- **GIVEN INSTRUCTION**: Report how many lines in the records below contain the word "screenshot". Give only the number.

BEGIN PROVIDED DATA

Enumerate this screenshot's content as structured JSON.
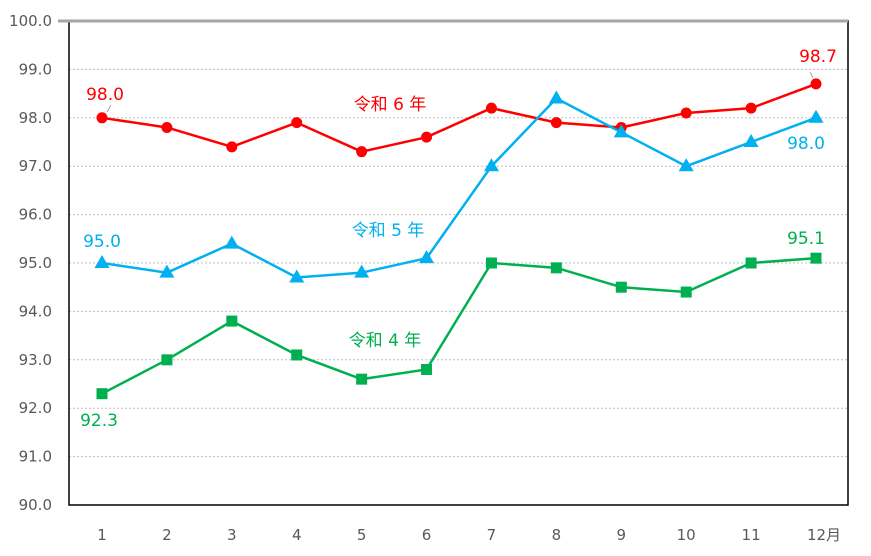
{
  "chart_data": {
    "type": "line",
    "title": "",
    "xlabel": "",
    "ylabel": "",
    "x_unit": "月",
    "categories": [
      "1",
      "2",
      "3",
      "4",
      "5",
      "6",
      "7",
      "8",
      "9",
      "10",
      "11",
      "12"
    ],
    "x_tick_labels": [
      "1",
      "2",
      "3",
      "4",
      "5",
      "6",
      "7",
      "8",
      "9",
      "10",
      "11",
      "12月"
    ],
    "ylim": [
      90.0,
      100.0
    ],
    "y_ticks": [
      "90.0",
      "91.0",
      "92.0",
      "93.0",
      "94.0",
      "95.0",
      "96.0",
      "97.0",
      "98.0",
      "99.0",
      "100.0"
    ],
    "grid": true,
    "legend_position": "inline labels",
    "series": [
      {
        "name": "令和６年",
        "label": "令和 6 年",
        "color": "#ff0000",
        "marker": "circle",
        "values": [
          98.0,
          97.8,
          97.4,
          97.9,
          97.3,
          97.6,
          98.2,
          97.9,
          97.8,
          98.1,
          98.2,
          98.7
        ],
        "data_labels": [
          {
            "index": 0,
            "text": "98.0"
          },
          {
            "index": 11,
            "text": "98.7"
          }
        ]
      },
      {
        "name": "令和５年",
        "label": "令和 5 年",
        "color": "#00b0f0",
        "marker": "triangle",
        "values": [
          95.0,
          94.8,
          95.4,
          94.7,
          94.8,
          95.1,
          97.0,
          98.4,
          97.7,
          97.0,
          97.5,
          98.0
        ],
        "data_labels": [
          {
            "index": 0,
            "text": "95.0"
          },
          {
            "index": 11,
            "text": "98.0"
          }
        ]
      },
      {
        "name": "令和４年",
        "label": "令和 4 年",
        "color": "#00b050",
        "marker": "square",
        "values": [
          92.3,
          93.0,
          93.8,
          93.1,
          92.6,
          92.8,
          95.0,
          94.9,
          94.5,
          94.4,
          95.0,
          95.1
        ],
        "data_labels": [
          {
            "index": 0,
            "text": "92.3"
          },
          {
            "index": 11,
            "text": "95.1"
          }
        ]
      }
    ]
  }
}
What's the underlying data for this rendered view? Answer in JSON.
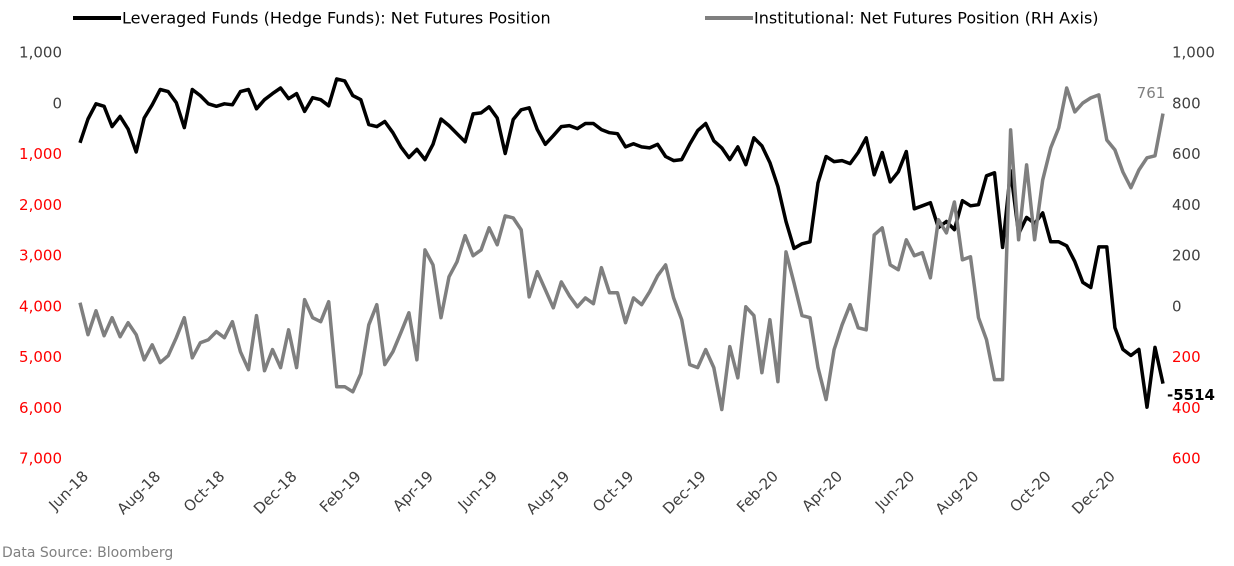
{
  "chart_data": {
    "type": "line",
    "series": [
      {
        "name": "Leveraged Funds (Hedge Funds): Net Futures Position",
        "color": "#000000",
        "axis": "y",
        "values": [
          -770,
          -300,
          0,
          -50,
          -450,
          -250,
          -500,
          -950,
          -280,
          -20,
          280,
          240,
          20,
          -470,
          280,
          160,
          0,
          -50,
          0,
          -20,
          240,
          280,
          -100,
          80,
          200,
          310,
          100,
          200,
          -150,
          120,
          80,
          -40,
          490,
          450,
          160,
          80,
          -410,
          -450,
          -350,
          -570,
          -850,
          -1060,
          -900,
          -1100,
          -800,
          -300,
          -430,
          -590,
          -750,
          -200,
          -180,
          -60,
          -280,
          -980,
          -310,
          -120,
          -80,
          -510,
          -800,
          -630,
          -450,
          -430,
          -490,
          -390,
          -390,
          -510,
          -570,
          -590,
          -850,
          -790,
          -850,
          -870,
          -800,
          -1040,
          -1120,
          -1100,
          -800,
          -530,
          -390,
          -730,
          -870,
          -1100,
          -850,
          -1200,
          -670,
          -830,
          -1160,
          -1630,
          -2320,
          -2850,
          -2760,
          -2720,
          -1560,
          -1040,
          -1140,
          -1120,
          -1180,
          -960,
          -670,
          -1400,
          -960,
          -1540,
          -1340,
          -940,
          -2070,
          -2010,
          -1950,
          -2440,
          -2320,
          -2480,
          -1910,
          -2010,
          -1990,
          -1420,
          -1360,
          -2830,
          -1320,
          -2560,
          -2240,
          -2360,
          -2150,
          -2720,
          -2720,
          -2800,
          -3110,
          -3520,
          -3620,
          -2820,
          -2820,
          -4410,
          -4840,
          -4960,
          -4840,
          -5980,
          -4800,
          -5514
        ]
      },
      {
        "name": "Institutional: Net Futures Position (RH Axis)",
        "color": "#7f7f7f",
        "axis": "y2",
        "values": [
          16,
          -110,
          -16,
          -114,
          -43,
          -118,
          -63,
          -110,
          -209,
          -150,
          -220,
          -193,
          -122,
          -43,
          -201,
          -142,
          -130,
          -98,
          -122,
          -59,
          -177,
          -248,
          -35,
          -252,
          -169,
          -240,
          -91,
          -240,
          28,
          -43,
          -59,
          20,
          -315,
          -315,
          -335,
          -264,
          -71,
          8,
          -228,
          -177,
          -102,
          -24,
          -209,
          224,
          165,
          -43,
          118,
          177,
          280,
          201,
          224,
          311,
          244,
          358,
          350,
          303,
          39,
          138,
          67,
          -4,
          98,
          43,
          0,
          35,
          12,
          154,
          55,
          55,
          -63,
          35,
          8,
          59,
          122,
          165,
          35,
          -51,
          -228,
          -240,
          -169,
          -240,
          -405,
          -157,
          -280,
          0,
          -35,
          -260,
          -51,
          -295,
          216,
          94,
          -35,
          -43,
          -240,
          -366,
          -169,
          -71,
          8,
          -83,
          -91,
          283,
          311,
          165,
          146,
          264,
          201,
          213,
          114,
          343,
          291,
          413,
          185,
          197,
          -43,
          -130,
          -287,
          -287,
          697,
          264,
          559,
          264,
          500,
          626,
          705,
          862,
          768,
          803,
          823,
          835,
          657,
          618,
          531,
          469,
          539,
          587,
          595,
          761
        ]
      }
    ],
    "categories": [
      "Jun-18",
      null,
      null,
      null,
      null,
      null,
      null,
      null,
      null,
      "Aug-18",
      null,
      null,
      null,
      null,
      null,
      null,
      null,
      "Oct-18",
      null,
      null,
      null,
      null,
      null,
      null,
      null,
      null,
      "Dec-18",
      null,
      null,
      null,
      null,
      null,
      null,
      null,
      "Feb-19",
      null,
      null,
      null,
      null,
      null,
      null,
      null,
      null,
      "Apr-19",
      null,
      null,
      null,
      null,
      null,
      null,
      null,
      "Jun-19",
      null,
      null,
      null,
      null,
      null,
      null,
      null,
      null,
      "Aug-19",
      null,
      null,
      null,
      null,
      null,
      null,
      null,
      "Oct-19",
      null,
      null,
      null,
      null,
      null,
      null,
      null,
      null,
      "Dec-19",
      null,
      null,
      null,
      null,
      null,
      null,
      null,
      null,
      "Feb-20",
      null,
      null,
      null,
      null,
      null,
      null,
      null,
      "Apr-20",
      null,
      null,
      null,
      null,
      null,
      null,
      null,
      null,
      "Jun-20",
      null,
      null,
      null,
      null,
      null,
      null,
      null,
      "Aug-20",
      null,
      null,
      null,
      null,
      null,
      null,
      null,
      null,
      "Oct-20",
      null,
      null,
      null,
      null,
      null,
      null,
      null,
      "Dec-20",
      null,
      null,
      null,
      null,
      null,
      null,
      null
    ],
    "ylim": [
      -7000,
      1000
    ],
    "yticks": [
      {
        "value": 1000,
        "label": "1,000"
      },
      0,
      {
        "value": -1000,
        "label": "1,000"
      },
      {
        "value": -2000,
        "label": "2,000"
      },
      {
        "value": -3000,
        "label": "3,000"
      },
      {
        "value": -4000,
        "label": "4,000"
      },
      {
        "value": -5000,
        "label": "5,000"
      },
      {
        "value": -6000,
        "label": "6,000"
      },
      {
        "value": -7000,
        "label": "7,000"
      }
    ],
    "y2lim": [
      -600,
      1000
    ],
    "y2ticks": [
      {
        "value": 1000,
        "label": "1,000"
      },
      800,
      600,
      400,
      200,
      0,
      {
        "value": -200,
        "label": "200"
      },
      {
        "value": -400,
        "label": "400"
      },
      {
        "value": -600,
        "label": "600"
      }
    ],
    "negative_tick_color": "#ff0000",
    "grid": false,
    "source": "Data Source: Bloomberg"
  }
}
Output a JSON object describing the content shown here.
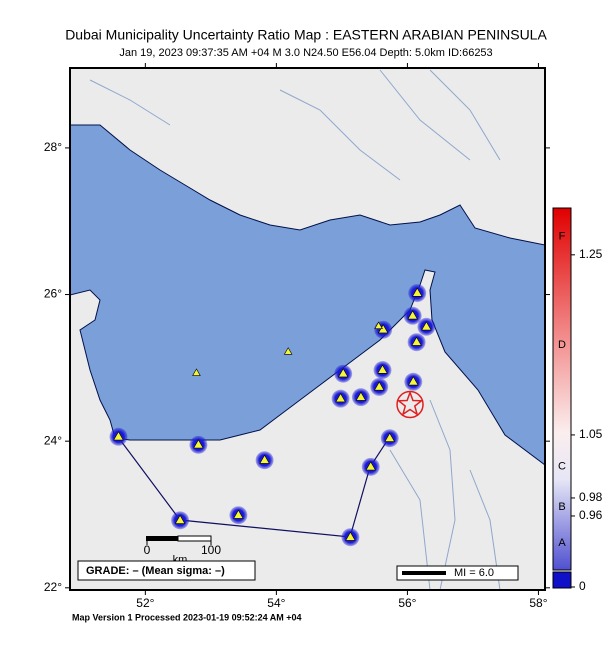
{
  "map": {
    "title": "Dubai Municipality Uncertainty Ratio Map : EASTERN ARABIAN PENINSULA",
    "subtitle": "Jan 19, 2023 09:37:35 AM +04   M 3.0   N24.50 E56.04   Depth: 5.0km   ID:66253",
    "xlim": [
      50.85,
      58.1
    ],
    "ylim": [
      21.97,
      29.09
    ],
    "xticks": [
      {
        "value": 52,
        "label": "52°"
      },
      {
        "value": 54,
        "label": "54°"
      },
      {
        "value": 56,
        "label": "56°"
      },
      {
        "value": 58,
        "label": "58°"
      }
    ],
    "yticks": [
      {
        "value": 22,
        "label": "22°"
      },
      {
        "value": 24,
        "label": "24°"
      },
      {
        "value": 26,
        "label": "26°"
      },
      {
        "value": 28,
        "label": "28°"
      }
    ],
    "epicenter": [
      56.04,
      24.5
    ],
    "epicenter_color": "#e02020",
    "station_color": "#1a1ad6",
    "triangle_color": "#f5f53a",
    "stations": [
      [
        51.59,
        24.06
      ],
      [
        52.81,
        23.95
      ],
      [
        53.82,
        23.74
      ],
      [
        52.53,
        22.92
      ],
      [
        53.42,
        22.99
      ],
      [
        55.13,
        22.69
      ],
      [
        55.44,
        23.65
      ],
      [
        55.73,
        24.04
      ],
      [
        54.98,
        24.58
      ],
      [
        55.02,
        24.92
      ],
      [
        55.29,
        24.6
      ],
      [
        55.57,
        24.74
      ],
      [
        55.62,
        24.97
      ],
      [
        56.09,
        24.81
      ],
      [
        56.14,
        25.35
      ],
      [
        56.08,
        25.71
      ],
      [
        56.15,
        26.02
      ],
      [
        55.63,
        25.52
      ],
      [
        56.29,
        25.56
      ]
    ],
    "other_stations": [
      [
        54.18,
        25.22
      ],
      [
        52.78,
        24.93
      ],
      [
        55.56,
        25.57
      ]
    ],
    "scale_bar": {
      "ticks": [
        0,
        100
      ],
      "unit": "km"
    },
    "grade_text": "GRADE: – (Mean sigma: –)",
    "mi_legend": "MI = 6.0",
    "colorbar": {
      "lim": [
        0.9,
        1.302
      ],
      "ticks": [
        1.25,
        1.05,
        0.98,
        0.96
      ],
      "grades": [
        {
          "value": 1.27,
          "label": "F"
        },
        {
          "value": 1.15,
          "label": "D"
        },
        {
          "value": 1.015,
          "label": "C"
        },
        {
          "value": 0.97,
          "label": "B"
        },
        {
          "value": 0.93,
          "label": "A"
        }
      ],
      "nodata_tick": 0
    },
    "footer": "Map Version 1 Processed 2023-01-19 09:52:24 AM +04"
  }
}
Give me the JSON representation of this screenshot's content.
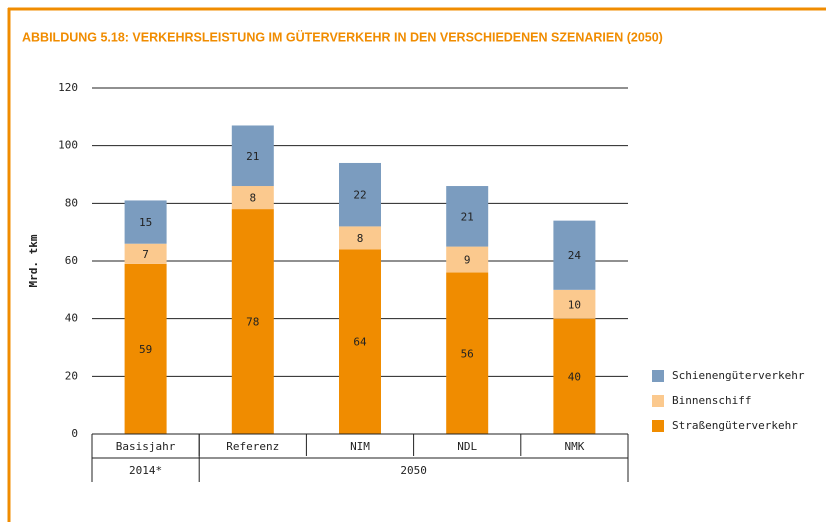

END PROVIDED DATA

- **OUTPUT BELOW**: 2